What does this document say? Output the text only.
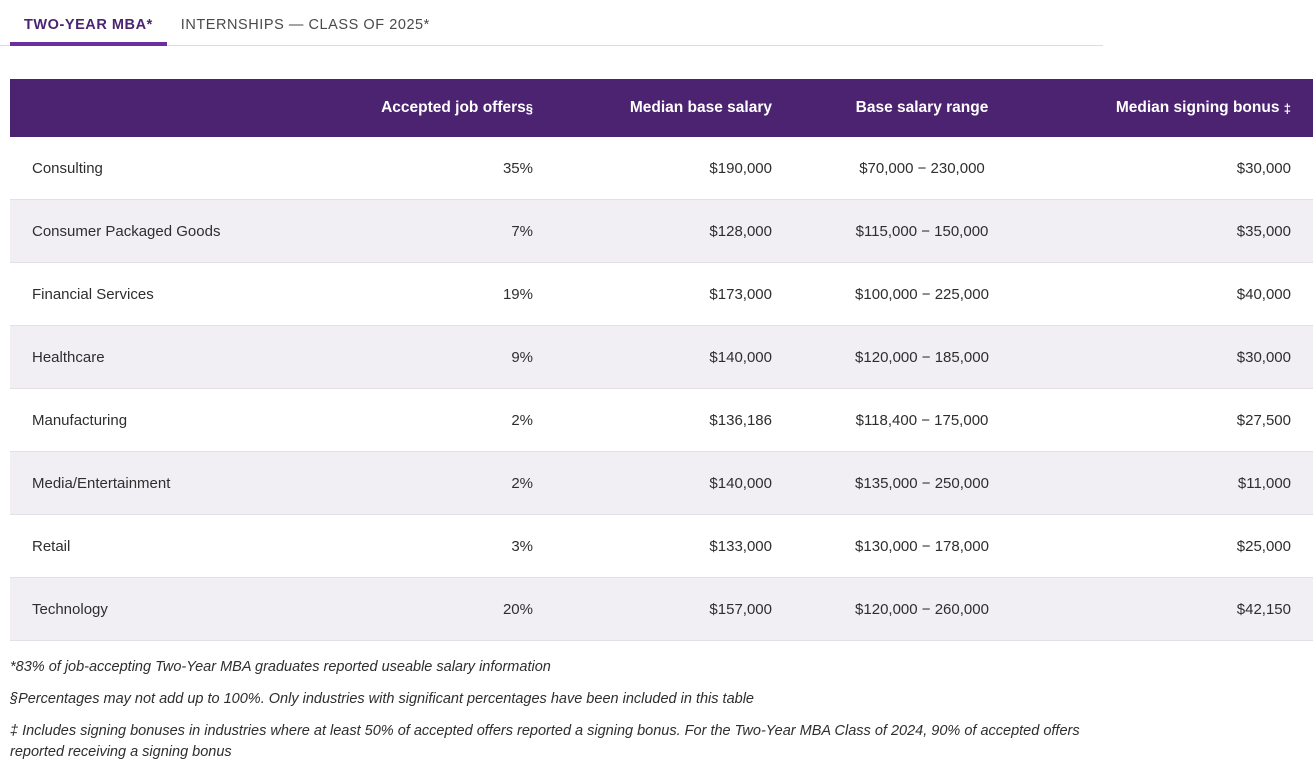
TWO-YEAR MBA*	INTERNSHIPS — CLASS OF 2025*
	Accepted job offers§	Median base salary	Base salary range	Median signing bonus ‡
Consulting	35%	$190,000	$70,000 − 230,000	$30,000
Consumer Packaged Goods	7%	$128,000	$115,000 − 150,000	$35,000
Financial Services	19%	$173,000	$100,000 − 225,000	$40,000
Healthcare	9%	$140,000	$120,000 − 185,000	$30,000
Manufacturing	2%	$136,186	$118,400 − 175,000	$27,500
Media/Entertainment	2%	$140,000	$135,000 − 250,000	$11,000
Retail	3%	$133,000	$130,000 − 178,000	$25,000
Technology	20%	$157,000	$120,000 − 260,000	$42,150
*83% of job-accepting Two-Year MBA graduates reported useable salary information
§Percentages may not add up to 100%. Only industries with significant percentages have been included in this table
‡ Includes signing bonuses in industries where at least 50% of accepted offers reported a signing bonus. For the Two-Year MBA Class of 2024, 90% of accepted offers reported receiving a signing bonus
- - - -
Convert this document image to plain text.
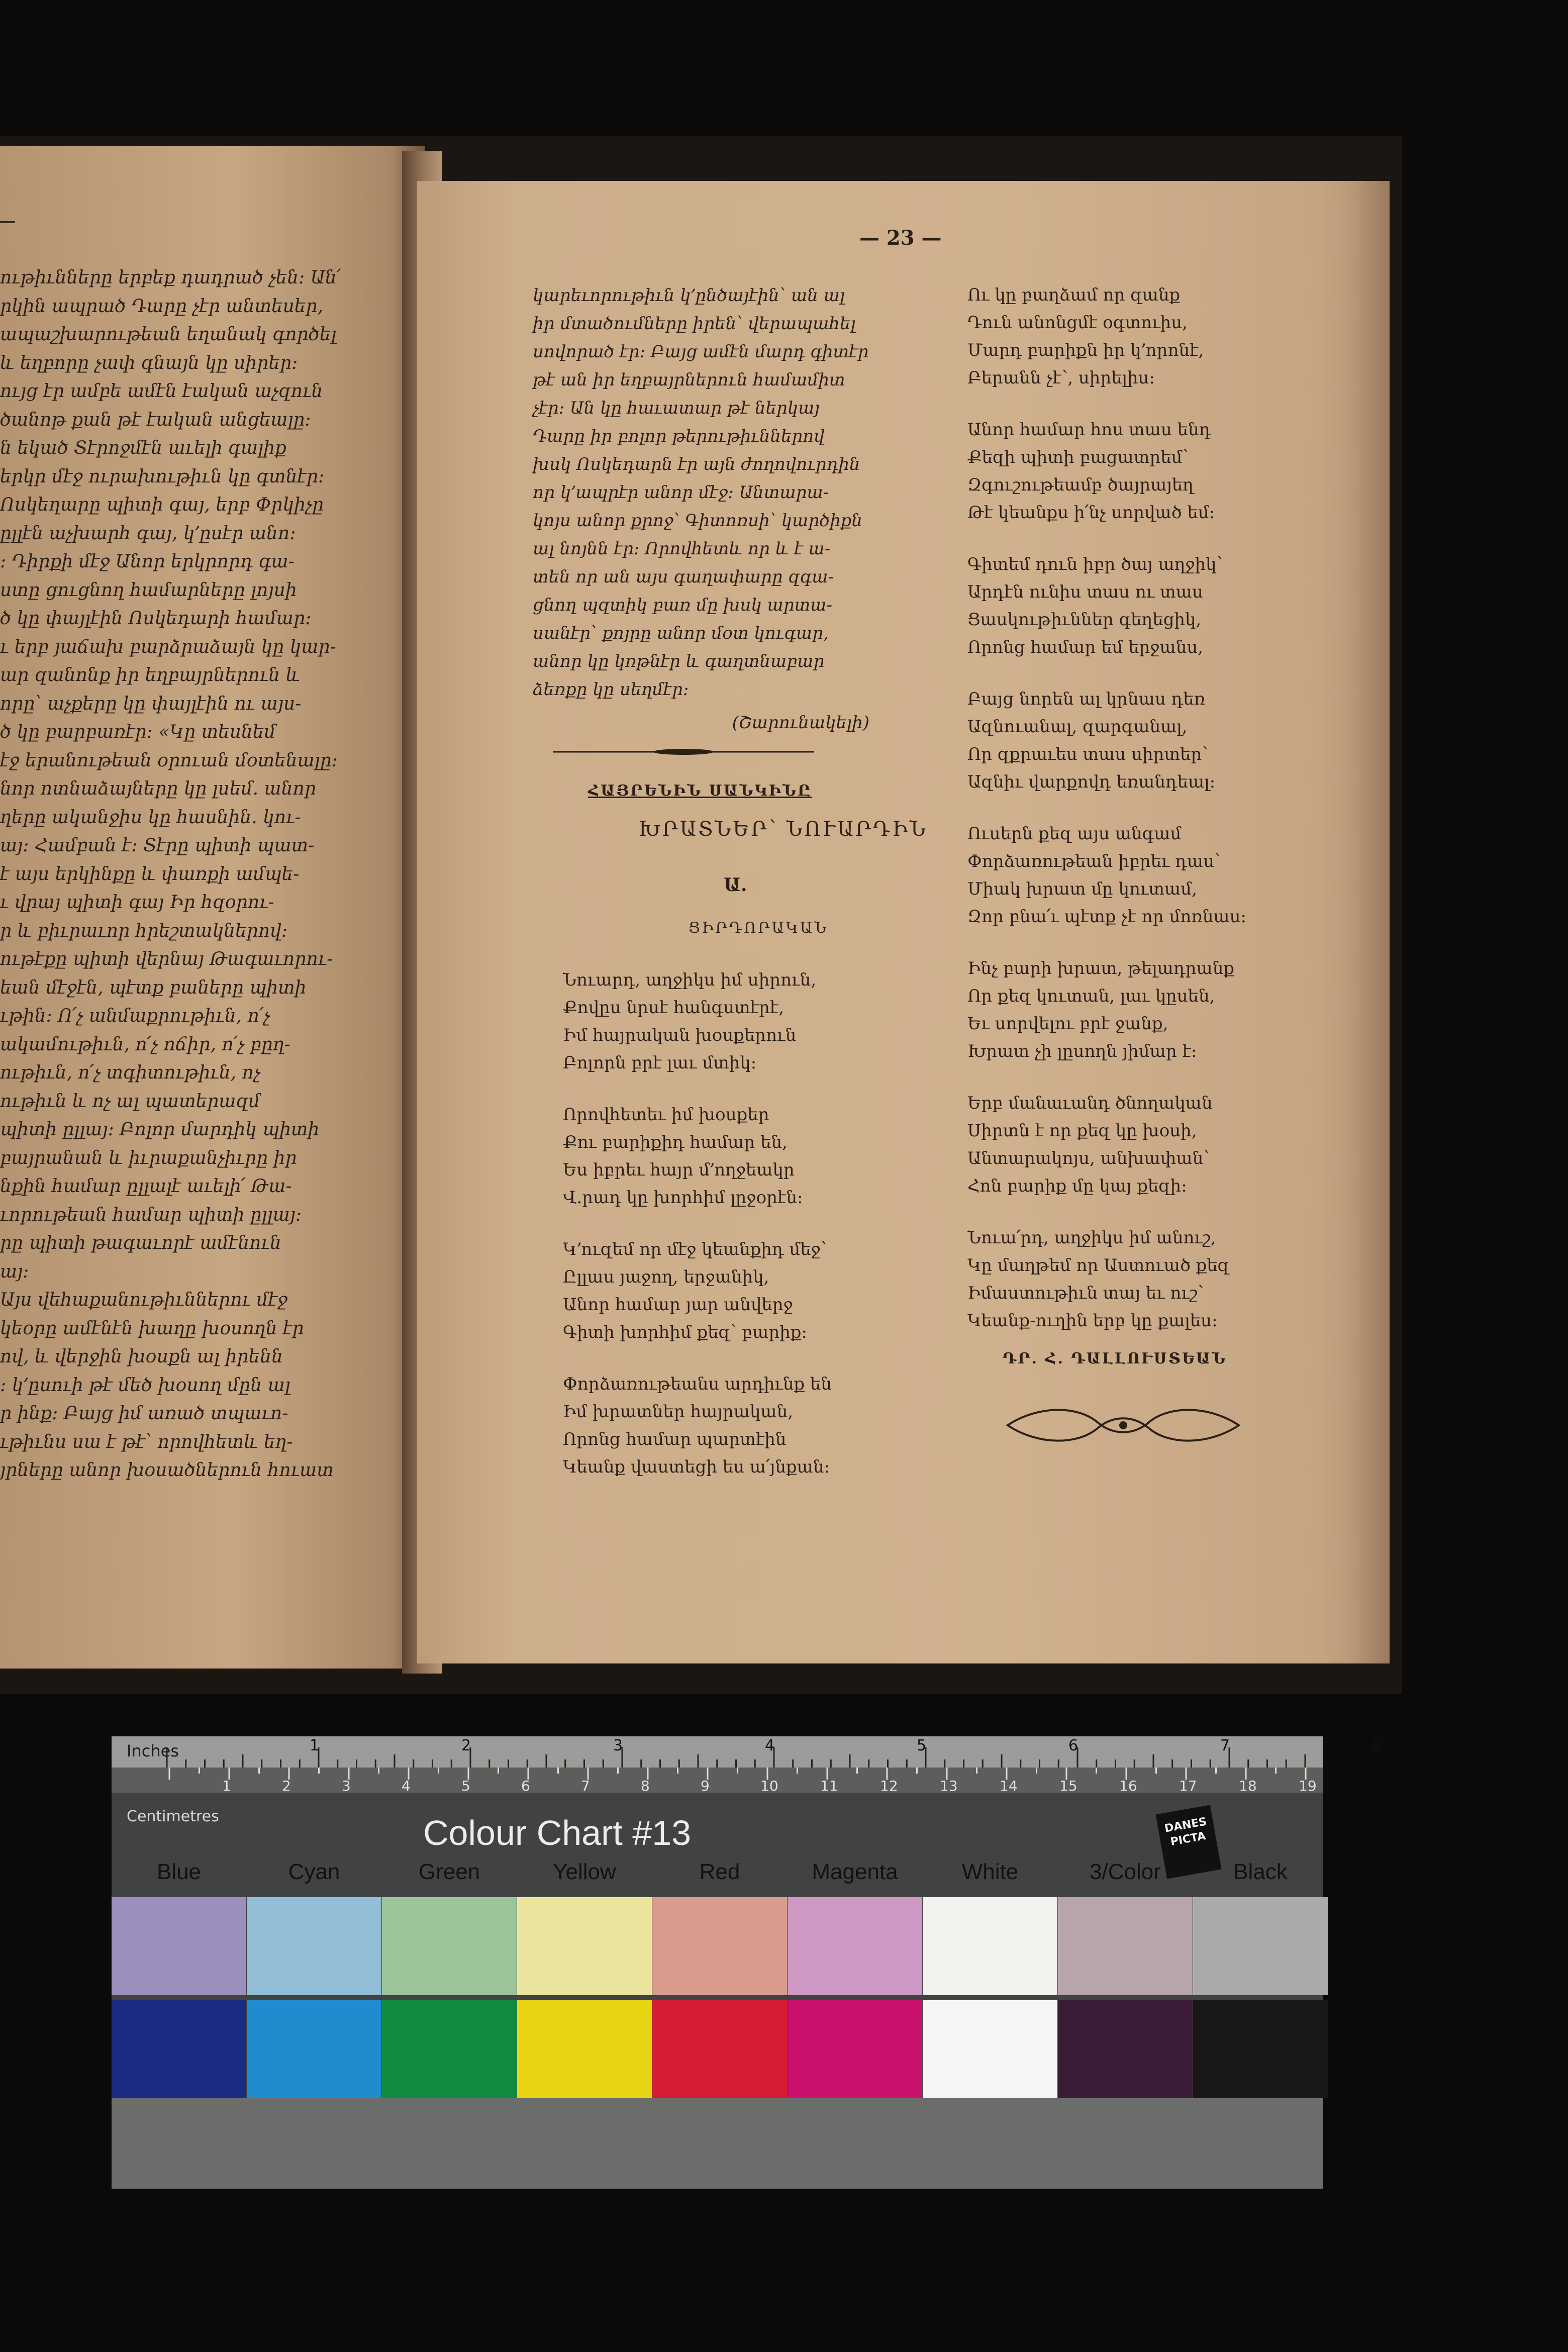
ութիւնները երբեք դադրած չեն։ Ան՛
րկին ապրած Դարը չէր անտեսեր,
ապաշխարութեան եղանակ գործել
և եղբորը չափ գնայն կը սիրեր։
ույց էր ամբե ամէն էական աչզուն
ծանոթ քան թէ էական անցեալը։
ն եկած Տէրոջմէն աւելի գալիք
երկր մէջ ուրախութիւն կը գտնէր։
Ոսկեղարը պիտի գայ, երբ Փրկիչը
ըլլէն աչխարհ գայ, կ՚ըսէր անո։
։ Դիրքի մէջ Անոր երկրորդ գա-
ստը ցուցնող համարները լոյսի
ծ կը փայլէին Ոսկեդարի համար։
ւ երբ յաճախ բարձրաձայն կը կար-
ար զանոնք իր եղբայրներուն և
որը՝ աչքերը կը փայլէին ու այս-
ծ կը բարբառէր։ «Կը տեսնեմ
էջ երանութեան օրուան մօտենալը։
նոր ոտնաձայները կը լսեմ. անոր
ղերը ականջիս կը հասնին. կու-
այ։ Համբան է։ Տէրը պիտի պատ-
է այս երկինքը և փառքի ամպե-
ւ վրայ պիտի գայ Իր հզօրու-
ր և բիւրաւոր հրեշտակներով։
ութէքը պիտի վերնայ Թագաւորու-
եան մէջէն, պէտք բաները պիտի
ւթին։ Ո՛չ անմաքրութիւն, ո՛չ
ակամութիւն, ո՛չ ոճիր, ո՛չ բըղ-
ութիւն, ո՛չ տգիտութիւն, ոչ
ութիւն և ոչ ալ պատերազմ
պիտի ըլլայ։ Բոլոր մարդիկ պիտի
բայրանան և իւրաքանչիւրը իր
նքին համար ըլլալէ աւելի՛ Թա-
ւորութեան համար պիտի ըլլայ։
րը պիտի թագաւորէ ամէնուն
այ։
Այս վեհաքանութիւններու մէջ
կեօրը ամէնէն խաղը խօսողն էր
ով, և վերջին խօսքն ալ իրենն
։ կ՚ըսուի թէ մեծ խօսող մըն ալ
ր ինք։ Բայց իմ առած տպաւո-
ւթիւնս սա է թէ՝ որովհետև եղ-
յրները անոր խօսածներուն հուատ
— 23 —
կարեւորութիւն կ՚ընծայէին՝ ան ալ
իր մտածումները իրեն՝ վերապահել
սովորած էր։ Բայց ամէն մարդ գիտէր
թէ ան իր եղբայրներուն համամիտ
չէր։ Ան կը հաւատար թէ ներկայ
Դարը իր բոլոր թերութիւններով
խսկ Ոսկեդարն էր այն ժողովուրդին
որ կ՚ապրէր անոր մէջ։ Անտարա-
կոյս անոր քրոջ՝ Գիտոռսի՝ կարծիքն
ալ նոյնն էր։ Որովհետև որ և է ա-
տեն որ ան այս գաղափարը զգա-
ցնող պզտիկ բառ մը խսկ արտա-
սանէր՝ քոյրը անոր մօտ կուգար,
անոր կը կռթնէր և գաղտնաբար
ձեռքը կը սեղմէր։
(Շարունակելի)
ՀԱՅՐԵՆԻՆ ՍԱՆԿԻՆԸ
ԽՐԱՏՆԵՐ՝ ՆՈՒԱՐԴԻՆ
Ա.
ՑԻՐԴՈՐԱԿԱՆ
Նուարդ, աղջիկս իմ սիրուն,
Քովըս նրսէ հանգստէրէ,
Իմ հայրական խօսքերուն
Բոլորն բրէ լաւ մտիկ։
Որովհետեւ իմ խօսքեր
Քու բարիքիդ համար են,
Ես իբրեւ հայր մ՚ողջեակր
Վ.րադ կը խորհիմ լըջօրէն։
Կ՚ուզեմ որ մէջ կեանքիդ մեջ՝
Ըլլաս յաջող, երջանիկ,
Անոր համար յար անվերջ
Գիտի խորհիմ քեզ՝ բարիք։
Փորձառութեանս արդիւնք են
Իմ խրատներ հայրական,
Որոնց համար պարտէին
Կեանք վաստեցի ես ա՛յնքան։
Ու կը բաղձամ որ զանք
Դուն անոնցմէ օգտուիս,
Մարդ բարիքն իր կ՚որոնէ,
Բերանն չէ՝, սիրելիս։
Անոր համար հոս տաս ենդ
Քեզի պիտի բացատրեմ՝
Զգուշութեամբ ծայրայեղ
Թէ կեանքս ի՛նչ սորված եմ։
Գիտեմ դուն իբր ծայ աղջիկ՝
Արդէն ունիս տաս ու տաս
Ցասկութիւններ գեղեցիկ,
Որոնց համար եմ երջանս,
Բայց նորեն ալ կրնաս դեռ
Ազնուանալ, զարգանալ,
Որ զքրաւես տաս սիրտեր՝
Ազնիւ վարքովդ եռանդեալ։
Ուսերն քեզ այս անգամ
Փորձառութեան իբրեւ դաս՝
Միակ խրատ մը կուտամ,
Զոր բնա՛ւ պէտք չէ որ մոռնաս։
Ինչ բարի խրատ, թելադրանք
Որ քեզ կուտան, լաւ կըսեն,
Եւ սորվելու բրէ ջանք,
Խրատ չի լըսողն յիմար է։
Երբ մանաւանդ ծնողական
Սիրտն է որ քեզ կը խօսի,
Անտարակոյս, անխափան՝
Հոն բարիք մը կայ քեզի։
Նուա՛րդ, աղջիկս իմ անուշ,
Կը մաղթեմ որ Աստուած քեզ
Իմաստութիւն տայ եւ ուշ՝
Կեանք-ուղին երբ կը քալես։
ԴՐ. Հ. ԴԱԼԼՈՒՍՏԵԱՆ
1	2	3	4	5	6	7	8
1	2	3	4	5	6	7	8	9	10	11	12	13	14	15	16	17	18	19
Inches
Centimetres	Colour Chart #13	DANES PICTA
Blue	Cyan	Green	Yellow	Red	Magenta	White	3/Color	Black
- - - -
■ **Aim of the task**
Find how many lines in the material hold the word "փայլէին" and state that number alone.

■ **The solution**
2